Start of RECORDED DATA

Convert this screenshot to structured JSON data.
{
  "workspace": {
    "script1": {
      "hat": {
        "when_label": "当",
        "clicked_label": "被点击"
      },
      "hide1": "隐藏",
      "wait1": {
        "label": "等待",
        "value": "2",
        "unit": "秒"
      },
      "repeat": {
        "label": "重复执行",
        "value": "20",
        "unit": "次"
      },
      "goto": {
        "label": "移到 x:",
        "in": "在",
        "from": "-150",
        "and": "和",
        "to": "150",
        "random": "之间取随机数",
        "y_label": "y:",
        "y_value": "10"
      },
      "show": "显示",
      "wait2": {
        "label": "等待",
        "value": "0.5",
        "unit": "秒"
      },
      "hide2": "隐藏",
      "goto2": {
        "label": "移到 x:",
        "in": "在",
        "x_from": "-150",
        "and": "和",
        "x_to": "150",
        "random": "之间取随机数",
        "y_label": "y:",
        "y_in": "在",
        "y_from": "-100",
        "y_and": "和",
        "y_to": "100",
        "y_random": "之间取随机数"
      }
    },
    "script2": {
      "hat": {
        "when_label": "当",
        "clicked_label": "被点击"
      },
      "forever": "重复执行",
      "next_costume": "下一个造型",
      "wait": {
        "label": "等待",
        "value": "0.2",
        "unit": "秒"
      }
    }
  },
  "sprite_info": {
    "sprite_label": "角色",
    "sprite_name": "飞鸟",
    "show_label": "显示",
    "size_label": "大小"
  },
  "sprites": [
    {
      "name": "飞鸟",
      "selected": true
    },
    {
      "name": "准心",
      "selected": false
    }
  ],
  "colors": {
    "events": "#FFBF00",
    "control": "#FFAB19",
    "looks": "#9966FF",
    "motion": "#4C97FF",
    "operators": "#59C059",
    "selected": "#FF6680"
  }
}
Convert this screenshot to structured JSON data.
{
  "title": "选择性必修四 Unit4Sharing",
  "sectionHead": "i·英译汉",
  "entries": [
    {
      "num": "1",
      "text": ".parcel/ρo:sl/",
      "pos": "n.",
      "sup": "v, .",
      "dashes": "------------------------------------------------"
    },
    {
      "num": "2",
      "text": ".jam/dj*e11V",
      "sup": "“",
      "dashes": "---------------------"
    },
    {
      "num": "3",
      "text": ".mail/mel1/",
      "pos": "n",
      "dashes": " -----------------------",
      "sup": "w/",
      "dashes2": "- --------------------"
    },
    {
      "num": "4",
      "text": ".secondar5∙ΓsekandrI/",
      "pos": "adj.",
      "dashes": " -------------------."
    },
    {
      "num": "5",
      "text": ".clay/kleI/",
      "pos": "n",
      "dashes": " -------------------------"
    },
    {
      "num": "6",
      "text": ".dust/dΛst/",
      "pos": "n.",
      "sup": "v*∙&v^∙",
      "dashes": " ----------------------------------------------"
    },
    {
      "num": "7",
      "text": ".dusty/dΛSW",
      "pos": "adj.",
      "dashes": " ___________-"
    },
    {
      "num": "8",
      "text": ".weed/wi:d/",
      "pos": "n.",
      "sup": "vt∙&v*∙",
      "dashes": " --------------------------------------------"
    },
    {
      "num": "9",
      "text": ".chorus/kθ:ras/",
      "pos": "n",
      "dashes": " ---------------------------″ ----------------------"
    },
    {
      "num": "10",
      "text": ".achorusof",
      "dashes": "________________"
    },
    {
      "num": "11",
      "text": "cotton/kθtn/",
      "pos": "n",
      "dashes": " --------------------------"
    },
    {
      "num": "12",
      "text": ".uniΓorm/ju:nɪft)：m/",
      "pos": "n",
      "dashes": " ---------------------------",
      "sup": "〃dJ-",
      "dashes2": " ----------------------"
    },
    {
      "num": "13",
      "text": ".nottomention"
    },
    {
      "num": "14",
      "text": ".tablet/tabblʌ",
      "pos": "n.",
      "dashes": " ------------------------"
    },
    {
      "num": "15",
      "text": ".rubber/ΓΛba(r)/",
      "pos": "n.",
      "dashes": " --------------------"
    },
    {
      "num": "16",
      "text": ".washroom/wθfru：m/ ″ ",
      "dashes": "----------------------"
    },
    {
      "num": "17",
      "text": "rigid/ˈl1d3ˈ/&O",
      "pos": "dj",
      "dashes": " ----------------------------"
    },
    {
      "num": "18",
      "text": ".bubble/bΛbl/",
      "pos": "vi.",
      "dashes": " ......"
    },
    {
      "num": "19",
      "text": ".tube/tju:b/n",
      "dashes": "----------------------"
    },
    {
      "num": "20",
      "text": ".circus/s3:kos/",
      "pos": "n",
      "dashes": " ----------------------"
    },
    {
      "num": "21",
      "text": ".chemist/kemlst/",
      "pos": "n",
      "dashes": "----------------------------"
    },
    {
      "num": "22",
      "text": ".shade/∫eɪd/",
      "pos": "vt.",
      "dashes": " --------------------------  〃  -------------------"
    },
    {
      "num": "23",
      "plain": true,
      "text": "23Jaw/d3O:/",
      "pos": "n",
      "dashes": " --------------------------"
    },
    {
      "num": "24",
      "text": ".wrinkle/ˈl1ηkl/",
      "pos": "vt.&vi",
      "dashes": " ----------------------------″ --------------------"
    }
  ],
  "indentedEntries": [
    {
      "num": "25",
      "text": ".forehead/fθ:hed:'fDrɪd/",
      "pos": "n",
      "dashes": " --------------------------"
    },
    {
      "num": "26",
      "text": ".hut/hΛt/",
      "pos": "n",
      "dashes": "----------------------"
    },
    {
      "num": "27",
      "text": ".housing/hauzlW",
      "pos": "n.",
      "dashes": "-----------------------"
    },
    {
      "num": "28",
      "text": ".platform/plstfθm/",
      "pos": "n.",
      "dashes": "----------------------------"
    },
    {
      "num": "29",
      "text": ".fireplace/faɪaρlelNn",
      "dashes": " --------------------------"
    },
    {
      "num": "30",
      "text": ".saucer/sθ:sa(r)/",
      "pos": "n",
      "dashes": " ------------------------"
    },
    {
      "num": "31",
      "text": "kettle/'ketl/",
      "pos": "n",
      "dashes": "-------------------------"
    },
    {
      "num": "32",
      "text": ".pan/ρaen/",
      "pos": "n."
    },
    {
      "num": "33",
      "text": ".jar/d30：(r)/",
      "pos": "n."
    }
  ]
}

End of RECORDED DATA

Write out the full listing exactly as given.

### EXPECTED ANSWER
Convert this screenshot to structured JSON data.
{
  "workspace": {
    "script1": {
      "hat": {
        "when_label": "当",
        "clicked_label": "被点击"
      },
      "hide1": "隐藏",
      "wait1": {
        "label": "等待",
        "value": "2",
        "unit": "秒"
      },
      "repeat": {
        "label": "重复执行",
        "value": "20",
        "unit": "次"
      },
      "goto": {
        "label": "移到 x:",
        "in": "在",
        "from": "-150",
        "and": "和",
        "to": "150",
        "random": "之间取随机数",
        "y_label": "y:",
        "y_value": "10"
      },
      "show": "显示",
      "wait2": {
        "label": "等待",
        "value": "0.5",
        "unit": "秒"
      },
      "hide2": "隐藏",
      "goto2": {
        "label": "移到 x:",
        "in": "在",
        "x_from": "-150",
        "and": "和",
        "x_to": "150",
        "random": "之间取随机数",
        "y_label": "y:",
        "y_in": "在",
        "y_from": "-100",
        "y_and": "和",
        "y_to": "100",
        "y_random": "之间取随机数"
      }
    },
    "script2": {
      "hat": {
        "when_label": "当",
        "clicked_label": "被点击"
      },
      "forever": "重复执行",
      "next_costume": "下一个造型",
      "wait": {
        "label": "等待",
        "value": "0.2",
        "unit": "秒"
      }
    }
  },
  "sprite_info": {
    "sprite_label": "角色",
    "sprite_name": "飞鸟",
    "show_label": "显示",
    "size_label": "大小"
  },
  "sprites": [
    {
      "name": "飞鸟",
      "selected": true
    },
    {
      "name": "准心",
      "selected": false
    }
  ],
  "colors": {
    "events": "#FFBF00",
    "control": "#FFAB19",
    "looks": "#9966FF",
    "motion": "#4C97FF",
    "operators": "#59C059",
    "selected": "#FF6680"
  }
}
Convert this screenshot to structured JSON data.
{
  "title": "选择性必修四 Unit4Sharing",
  "sectionHead": "i·英译汉",
  "entries": [
    {
      "num": "1",
      "text": ".parcel/ρo:sl/",
      "pos": "n.",
      "sup": "v, .",
      "dashes": "------------------------------------------------"
    },
    {
      "num": "2",
      "text": ".jam/dj*e11V",
      "sup": "“",
      "dashes": "---------------------"
    },
    {
      "num": "3",
      "text": ".mail/mel1/",
      "pos": "n",
      "dashes": " -----------------------",
      "sup": "w/",
      "dashes2": "- --------------------"
    },
    {
      "num": "4",
      "text": ".secondar5∙ΓsekandrI/",
      "pos": "adj.",
      "dashes": " -------------------."
    },
    {
      "num": "5",
      "text": ".clay/kleI/",
      "pos": "n",
      "dashes": " -------------------------"
    },
    {
      "num": "6",
      "text": ".dust/dΛst/",
      "pos": "n.",
      "sup": "v*∙&v^∙",
      "dashes": " ----------------------------------------------"
    },
    {
      "num": "7",
      "text": ".dusty/dΛSW",
      "pos": "adj.",
      "dashes": " ___________-"
    },
    {
      "num": "8",
      "text": ".weed/wi:d/",
      "pos": "n.",
      "sup": "vt∙&v*∙",
      "dashes": " --------------------------------------------"
    },
    {
      "num": "9",
      "text": ".chorus/kθ:ras/",
      "pos": "n",
      "dashes": " ---------------------------″ ----------------------"
    },
    {
      "num": "10",
      "text": ".achorusof",
      "dashes": "________________"
    },
    {
      "num": "11",
      "text": "cotton/kθtn/",
      "pos": "n",
      "dashes": " --------------------------"
    },
    {
      "num": "12",
      "text": ".uniΓorm/ju:nɪft)：m/",
      "pos": "n",
      "dashes": " ---------------------------",
      "sup": "〃dJ-",
      "dashes2": " ----------------------"
    },
    {
      "num": "13",
      "text": ".nottomention"
    },
    {
      "num": "14",
      "text": ".tablet/tabblʌ",
      "pos": "n.",
      "dashes": " ------------------------"
    },
    {
      "num": "15",
      "text": ".rubber/ΓΛba(r)/",
      "pos": "n.",
      "dashes": " --------------------"
    },
    {
      "num": "16",
      "text": ".washroom/wθfru：m/ ″ ",
      "dashes": "----------------------"
    },
    {
      "num": "17",
      "text": "rigid/ˈl1d3ˈ/&O",
      "pos": "dj",
      "dashes": " ----------------------------"
    },
    {
      "num": "18",
      "text": ".bubble/bΛbl/",
      "pos": "vi.",
      "dashes": " ......"
    },
    {
      "num": "19",
      "text": ".tube/tju:b/n",
      "dashes": "----------------------"
    },
    {
      "num": "20",
      "text": ".circus/s3:kos/",
      "pos": "n",
      "dashes": " ----------------------"
    },
    {
      "num": "21",
      "text": ".chemist/kemlst/",
      "pos": "n",
      "dashes": "----------------------------"
    },
    {
      "num": "22",
      "text": ".shade/∫eɪd/",
      "pos": "vt.",
      "dashes": " --------------------------  〃  -------------------"
    },
    {
      "num": "23",
      "plain": true,
      "text": "23Jaw/d3O:/",
      "pos": "n",
      "dashes": " --------------------------"
    },
    {
      "num": "24",
      "text": ".wrinkle/ˈl1ηkl/",
      "pos": "vt.&vi",
      "dashes": " ----------------------------″ --------------------"
    }
  ],
  "indentedEntries": [
    {
      "num": "25",
      "text": ".forehead/fθ:hed:'fDrɪd/",
      "pos": "n",
      "dashes": " --------------------------"
    },
    {
      "num": "26",
      "text": ".hut/hΛt/",
      "pos": "n",
      "dashes": "----------------------"
    },
    {
      "num": "27",
      "text": ".housing/hauzlW",
      "pos": "n.",
      "dashes": "-----------------------"
    },
    {
      "num": "28",
      "text": ".platform/plstfθm/",
      "pos": "n.",
      "dashes": "----------------------------"
    },
    {
      "num": "29",
      "text": ".fireplace/faɪaρlelNn",
      "dashes": " --------------------------"
    },
    {
      "num": "30",
      "text": ".saucer/sθ:sa(r)/",
      "pos": "n",
      "dashes": " ------------------------"
    },
    {
      "num": "31",
      "text": "kettle/'ketl/",
      "pos": "n",
      "dashes": "-------------------------"
    },
    {
      "num": "32",
      "text": ".pan/ρaen/",
      "pos": "n."
    },
    {
      "num": "33",
      "text": ".jar/d30：(r)/",
      "pos": "n."
    }
  ]
}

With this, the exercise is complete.